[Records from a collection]
________________

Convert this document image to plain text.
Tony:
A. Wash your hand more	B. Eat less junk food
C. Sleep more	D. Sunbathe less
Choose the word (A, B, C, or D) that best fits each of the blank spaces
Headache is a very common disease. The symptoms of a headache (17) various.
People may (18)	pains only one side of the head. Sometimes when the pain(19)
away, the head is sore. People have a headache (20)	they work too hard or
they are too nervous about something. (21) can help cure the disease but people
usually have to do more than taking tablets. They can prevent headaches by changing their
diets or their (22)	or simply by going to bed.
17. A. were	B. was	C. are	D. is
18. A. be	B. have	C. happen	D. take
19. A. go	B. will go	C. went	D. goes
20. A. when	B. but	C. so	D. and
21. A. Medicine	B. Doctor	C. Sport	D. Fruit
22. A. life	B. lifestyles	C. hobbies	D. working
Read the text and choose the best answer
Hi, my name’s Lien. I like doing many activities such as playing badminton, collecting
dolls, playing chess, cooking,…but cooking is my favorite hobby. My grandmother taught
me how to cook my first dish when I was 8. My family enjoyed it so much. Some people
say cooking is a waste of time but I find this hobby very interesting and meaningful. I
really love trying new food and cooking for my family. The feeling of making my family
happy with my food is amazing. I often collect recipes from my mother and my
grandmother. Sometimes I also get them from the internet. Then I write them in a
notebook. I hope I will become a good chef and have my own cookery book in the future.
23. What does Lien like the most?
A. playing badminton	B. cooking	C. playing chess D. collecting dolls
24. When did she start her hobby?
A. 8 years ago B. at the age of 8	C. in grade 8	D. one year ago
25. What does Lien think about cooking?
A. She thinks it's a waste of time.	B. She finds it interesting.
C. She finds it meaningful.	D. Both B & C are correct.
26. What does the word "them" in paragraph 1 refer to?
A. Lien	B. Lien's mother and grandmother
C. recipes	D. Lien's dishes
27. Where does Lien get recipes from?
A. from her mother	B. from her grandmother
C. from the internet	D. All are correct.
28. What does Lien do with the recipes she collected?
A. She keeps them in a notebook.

________________

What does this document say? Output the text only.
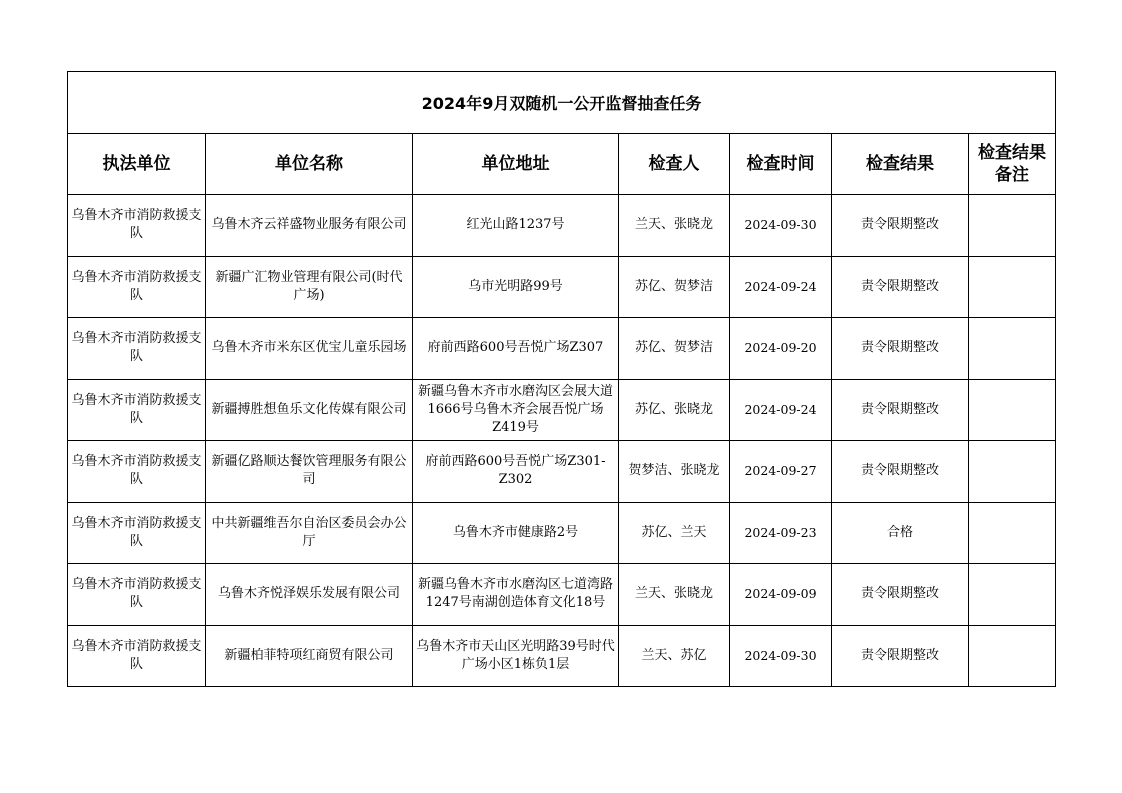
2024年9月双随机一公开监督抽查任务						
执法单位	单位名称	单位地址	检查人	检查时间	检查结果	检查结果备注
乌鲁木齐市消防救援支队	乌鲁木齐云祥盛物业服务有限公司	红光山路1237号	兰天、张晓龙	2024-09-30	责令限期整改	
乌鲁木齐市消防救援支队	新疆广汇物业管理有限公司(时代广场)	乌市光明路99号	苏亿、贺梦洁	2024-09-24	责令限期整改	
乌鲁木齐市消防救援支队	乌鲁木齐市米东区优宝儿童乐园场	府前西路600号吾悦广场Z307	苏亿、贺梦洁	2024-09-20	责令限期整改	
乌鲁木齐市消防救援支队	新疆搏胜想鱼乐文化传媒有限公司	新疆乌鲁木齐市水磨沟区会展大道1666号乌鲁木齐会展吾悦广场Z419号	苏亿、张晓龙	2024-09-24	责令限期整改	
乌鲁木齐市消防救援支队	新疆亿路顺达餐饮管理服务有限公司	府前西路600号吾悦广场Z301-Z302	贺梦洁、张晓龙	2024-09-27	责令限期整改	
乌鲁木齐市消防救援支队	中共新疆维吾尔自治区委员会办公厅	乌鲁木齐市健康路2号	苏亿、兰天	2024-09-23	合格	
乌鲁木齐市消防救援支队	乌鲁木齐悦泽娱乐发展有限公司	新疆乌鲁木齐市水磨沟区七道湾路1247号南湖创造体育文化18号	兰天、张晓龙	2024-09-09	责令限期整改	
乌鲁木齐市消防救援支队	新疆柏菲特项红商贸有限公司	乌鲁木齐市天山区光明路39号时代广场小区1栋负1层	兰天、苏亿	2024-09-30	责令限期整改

________________

▶ [WRITTEN TASK] Show every line above in which the word "text" occurs.

▶ [TASK SOLUTION]
Convert this document image to plain text.
Read the text and choose the best answer
What does this document say? Output the text only.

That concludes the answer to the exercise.